Stored data entries
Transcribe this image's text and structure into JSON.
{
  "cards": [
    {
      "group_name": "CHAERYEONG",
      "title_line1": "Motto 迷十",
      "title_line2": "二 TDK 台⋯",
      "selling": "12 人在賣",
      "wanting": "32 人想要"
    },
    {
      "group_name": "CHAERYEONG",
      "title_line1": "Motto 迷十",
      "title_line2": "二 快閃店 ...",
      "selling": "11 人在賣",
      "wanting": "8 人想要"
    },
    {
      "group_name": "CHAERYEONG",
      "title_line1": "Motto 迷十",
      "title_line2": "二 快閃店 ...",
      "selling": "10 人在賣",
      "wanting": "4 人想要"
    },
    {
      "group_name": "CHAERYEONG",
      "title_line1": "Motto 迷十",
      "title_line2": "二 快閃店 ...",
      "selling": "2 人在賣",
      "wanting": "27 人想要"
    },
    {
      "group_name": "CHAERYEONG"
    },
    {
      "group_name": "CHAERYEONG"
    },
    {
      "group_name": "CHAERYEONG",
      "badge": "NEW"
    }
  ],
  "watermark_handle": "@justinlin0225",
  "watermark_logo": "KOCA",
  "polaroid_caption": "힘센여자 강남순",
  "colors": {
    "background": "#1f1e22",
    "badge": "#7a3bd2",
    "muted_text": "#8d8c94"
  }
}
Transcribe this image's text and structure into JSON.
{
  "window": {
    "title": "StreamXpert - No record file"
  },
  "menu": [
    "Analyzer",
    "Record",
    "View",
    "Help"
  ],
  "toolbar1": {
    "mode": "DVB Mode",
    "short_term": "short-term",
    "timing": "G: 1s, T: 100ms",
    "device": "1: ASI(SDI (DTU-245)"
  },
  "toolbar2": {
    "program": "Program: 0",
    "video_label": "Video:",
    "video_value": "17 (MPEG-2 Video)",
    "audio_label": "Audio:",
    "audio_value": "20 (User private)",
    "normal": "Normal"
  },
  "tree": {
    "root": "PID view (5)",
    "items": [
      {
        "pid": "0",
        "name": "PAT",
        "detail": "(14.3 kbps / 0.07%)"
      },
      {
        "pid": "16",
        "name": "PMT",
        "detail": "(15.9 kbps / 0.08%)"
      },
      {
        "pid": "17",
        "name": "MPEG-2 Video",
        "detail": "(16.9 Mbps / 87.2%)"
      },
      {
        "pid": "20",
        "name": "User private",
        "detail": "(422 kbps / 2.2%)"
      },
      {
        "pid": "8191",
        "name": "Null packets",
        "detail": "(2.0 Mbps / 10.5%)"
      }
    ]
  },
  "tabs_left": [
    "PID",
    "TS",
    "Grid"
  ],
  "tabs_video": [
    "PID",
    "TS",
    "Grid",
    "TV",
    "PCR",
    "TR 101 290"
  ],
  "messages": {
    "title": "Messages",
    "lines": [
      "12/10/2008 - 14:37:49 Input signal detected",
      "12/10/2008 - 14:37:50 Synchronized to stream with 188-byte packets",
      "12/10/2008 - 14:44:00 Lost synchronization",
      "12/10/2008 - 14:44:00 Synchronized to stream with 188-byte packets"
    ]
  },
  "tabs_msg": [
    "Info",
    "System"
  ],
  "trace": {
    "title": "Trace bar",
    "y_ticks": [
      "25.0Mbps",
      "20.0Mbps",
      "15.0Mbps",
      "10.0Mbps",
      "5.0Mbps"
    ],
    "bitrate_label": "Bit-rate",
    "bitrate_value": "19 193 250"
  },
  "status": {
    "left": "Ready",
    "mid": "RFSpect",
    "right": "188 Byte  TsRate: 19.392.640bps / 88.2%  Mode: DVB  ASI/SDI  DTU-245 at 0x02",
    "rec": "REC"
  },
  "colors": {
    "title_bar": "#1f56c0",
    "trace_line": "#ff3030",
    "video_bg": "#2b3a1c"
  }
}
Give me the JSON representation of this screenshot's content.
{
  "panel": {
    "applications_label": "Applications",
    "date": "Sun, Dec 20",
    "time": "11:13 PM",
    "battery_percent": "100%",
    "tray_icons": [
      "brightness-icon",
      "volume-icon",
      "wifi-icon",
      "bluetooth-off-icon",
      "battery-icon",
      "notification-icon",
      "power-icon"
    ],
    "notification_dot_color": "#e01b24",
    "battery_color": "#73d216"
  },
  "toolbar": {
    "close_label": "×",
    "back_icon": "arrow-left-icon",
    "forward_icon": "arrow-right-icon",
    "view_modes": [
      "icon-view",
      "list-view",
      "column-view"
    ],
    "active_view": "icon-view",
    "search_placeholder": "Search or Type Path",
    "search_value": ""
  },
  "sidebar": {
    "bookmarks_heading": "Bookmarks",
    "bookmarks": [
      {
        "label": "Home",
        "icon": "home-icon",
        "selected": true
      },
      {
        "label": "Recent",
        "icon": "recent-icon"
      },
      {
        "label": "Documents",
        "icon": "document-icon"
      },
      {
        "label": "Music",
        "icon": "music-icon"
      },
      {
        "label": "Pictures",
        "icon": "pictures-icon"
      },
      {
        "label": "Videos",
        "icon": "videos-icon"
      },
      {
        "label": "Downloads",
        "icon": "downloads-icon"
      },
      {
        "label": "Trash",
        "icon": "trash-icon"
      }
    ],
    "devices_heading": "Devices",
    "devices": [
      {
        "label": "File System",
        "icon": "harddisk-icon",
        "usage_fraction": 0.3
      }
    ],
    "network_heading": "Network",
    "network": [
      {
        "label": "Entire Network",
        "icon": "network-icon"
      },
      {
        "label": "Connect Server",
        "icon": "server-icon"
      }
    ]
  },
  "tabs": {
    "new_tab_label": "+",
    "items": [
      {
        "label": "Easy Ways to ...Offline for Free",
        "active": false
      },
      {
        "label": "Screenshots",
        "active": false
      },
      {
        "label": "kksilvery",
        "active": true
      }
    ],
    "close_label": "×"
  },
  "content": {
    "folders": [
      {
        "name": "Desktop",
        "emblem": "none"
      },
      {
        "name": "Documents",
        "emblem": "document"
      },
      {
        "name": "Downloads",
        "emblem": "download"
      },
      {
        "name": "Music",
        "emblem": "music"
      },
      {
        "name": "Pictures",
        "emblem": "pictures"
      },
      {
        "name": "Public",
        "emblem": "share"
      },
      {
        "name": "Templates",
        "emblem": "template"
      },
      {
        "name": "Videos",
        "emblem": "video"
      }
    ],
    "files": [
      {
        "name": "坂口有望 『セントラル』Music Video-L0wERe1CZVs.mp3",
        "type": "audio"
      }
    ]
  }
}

CHALLENGE »
Every record above must be duplicated exactly.

RESULT »
Transcribe this image's text and structure into JSON.
{
  "cards": [
    {
      "group_name": "CHAERYEONG",
      "title_line1": "Motto 迷十",
      "title_line2": "二 TDK 台⋯",
      "selling": "12 人在賣",
      "wanting": "32 人想要"
    },
    {
      "group_name": "CHAERYEONG",
      "title_line1": "Motto 迷十",
      "title_line2": "二 快閃店 ...",
      "selling": "11 人在賣",
      "wanting": "8 人想要"
    },
    {
      "group_name": "CHAERYEONG",
      "title_line1": "Motto 迷十",
      "title_line2": "二 快閃店 ...",
      "selling": "10 人在賣",
      "wanting": "4 人想要"
    },
    {
      "group_name": "CHAERYEONG",
      "title_line1": "Motto 迷十",
      "title_line2": "二 快閃店 ...",
      "selling": "2 人在賣",
      "wanting": "27 人想要"
    },
    {
      "group_name": "CHAERYEONG"
    },
    {
      "group_name": "CHAERYEONG"
    },
    {
      "group_name": "CHAERYEONG",
      "badge": "NEW"
    }
  ],
  "watermark_handle": "@justinlin0225",
  "watermark_logo": "KOCA",
  "polaroid_caption": "힘센여자 강남순",
  "colors": {
    "background": "#1f1e22",
    "badge": "#7a3bd2",
    "muted_text": "#8d8c94"
  }
}
Transcribe this image's text and structure into JSON.
{
  "window": {
    "title": "StreamXpert - No record file"
  },
  "menu": [
    "Analyzer",
    "Record",
    "View",
    "Help"
  ],
  "toolbar1": {
    "mode": "DVB Mode",
    "short_term": "short-term",
    "timing": "G: 1s, T: 100ms",
    "device": "1: ASI(SDI (DTU-245)"
  },
  "toolbar2": {
    "program": "Program: 0",
    "video_label": "Video:",
    "video_value": "17 (MPEG-2 Video)",
    "audio_label": "Audio:",
    "audio_value": "20 (User private)",
    "normal": "Normal"
  },
  "tree": {
    "root": "PID view (5)",
    "items": [
      {
        "pid": "0",
        "name": "PAT",
        "detail": "(14.3 kbps / 0.07%)"
      },
      {
        "pid": "16",
        "name": "PMT",
        "detail": "(15.9 kbps / 0.08%)"
      },
      {
        "pid": "17",
        "name": "MPEG-2 Video",
        "detail": "(16.9 Mbps / 87.2%)"
      },
      {
        "pid": "20",
        "name": "User private",
        "detail": "(422 kbps / 2.2%)"
      },
      {
        "pid": "8191",
        "name": "Null packets",
        "detail": "(2.0 Mbps / 10.5%)"
      }
    ]
  },
  "tabs_left": [
    "PID",
    "TS",
    "Grid"
  ],
  "tabs_video": [
    "PID",
    "TS",
    "Grid",
    "TV",
    "PCR",
    "TR 101 290"
  ],
  "messages": {
    "title": "Messages",
    "lines": [
      "12/10/2008 - 14:37:49 Input signal detected",
      "12/10/2008 - 14:37:50 Synchronized to stream with 188-byte packets",
      "12/10/2008 - 14:44:00 Lost synchronization",
      "12/10/2008 - 14:44:00 Synchronized to stream with 188-byte packets"
    ]
  },
  "tabs_msg": [
    "Info",
    "System"
  ],
  "trace": {
    "title": "Trace bar",
    "y_ticks": [
      "25.0Mbps",
      "20.0Mbps",
      "15.0Mbps",
      "10.0Mbps",
      "5.0Mbps"
    ],
    "bitrate_label": "Bit-rate",
    "bitrate_value": "19 193 250"
  },
  "status": {
    "left": "Ready",
    "mid": "RFSpect",
    "right": "188 Byte  TsRate: 19.392.640bps / 88.2%  Mode: DVB  ASI/SDI  DTU-245 at 0x02",
    "rec": "REC"
  },
  "colors": {
    "title_bar": "#1f56c0",
    "trace_line": "#ff3030",
    "video_bg": "#2b3a1c"
  }
}
Give me the JSON representation of this screenshot's content.
{
  "panel": {
    "applications_label": "Applications",
    "date": "Sun, Dec 20",
    "time": "11:13 PM",
    "battery_percent": "100%",
    "tray_icons": [
      "brightness-icon",
      "volume-icon",
      "wifi-icon",
      "bluetooth-off-icon",
      "battery-icon",
      "notification-icon",
      "power-icon"
    ],
    "notification_dot_color": "#e01b24",
    "battery_color": "#73d216"
  },
  "toolbar": {
    "close_label": "×",
    "back_icon": "arrow-left-icon",
    "forward_icon": "arrow-right-icon",
    "view_modes": [
      "icon-view",
      "list-view",
      "column-view"
    ],
    "active_view": "icon-view",
    "search_placeholder": "Search or Type Path",
    "search_value": ""
  },
  "sidebar": {
    "bookmarks_heading": "Bookmarks",
    "bookmarks": [
      {
        "label": "Home",
        "icon": "home-icon",
        "selected": true
      },
      {
        "label": "Recent",
        "icon": "recent-icon"
      },
      {
        "label": "Documents",
        "icon": "document-icon"
      },
      {
        "label": "Music",
        "icon": "music-icon"
      },
      {
        "label": "Pictures",
        "icon": "pictures-icon"
      },
      {
        "label": "Videos",
        "icon": "videos-icon"
      },
      {
        "label": "Downloads",
        "icon": "downloads-icon"
      },
      {
        "label": "Trash",
        "icon": "trash-icon"
      }
    ],
    "devices_heading": "Devices",
    "devices": [
      {
        "label": "File System",
        "icon": "harddisk-icon",
        "usage_fraction": 0.3
      }
    ],
    "network_heading": "Network",
    "network": [
      {
        "label": "Entire Network",
        "icon": "network-icon"
      },
      {
        "label": "Connect Server",
        "icon": "server-icon"
      }
    ]
  },
  "tabs": {
    "new_tab_label": "+",
    "items": [
      {
        "label": "Easy Ways to ...Offline for Free",
        "active": false
      },
      {
        "label": "Screenshots",
        "active": false
      },
      {
        "label": "kksilvery",
        "active": true
      }
    ],
    "close_label": "×"
  },
  "content": {
    "folders": [
      {
        "name": "Desktop",
        "emblem": "none"
      },
      {
        "name": "Documents",
        "emblem": "document"
      },
      {
        "name": "Downloads",
        "emblem": "download"
      },
      {
        "name": "Music",
        "emblem": "music"
      },
      {
        "name": "Pictures",
        "emblem": "pictures"
      },
      {
        "name": "Public",
        "emblem": "share"
      },
      {
        "name": "Templates",
        "emblem": "template"
      },
      {
        "name": "Videos",
        "emblem": "video"
      }
    ],
    "files": [
      {
        "name": "坂口有望 『セントラル』Music Video-L0wERe1CZVs.mp3",
        "type": "audio"
      }
    ]
  }
}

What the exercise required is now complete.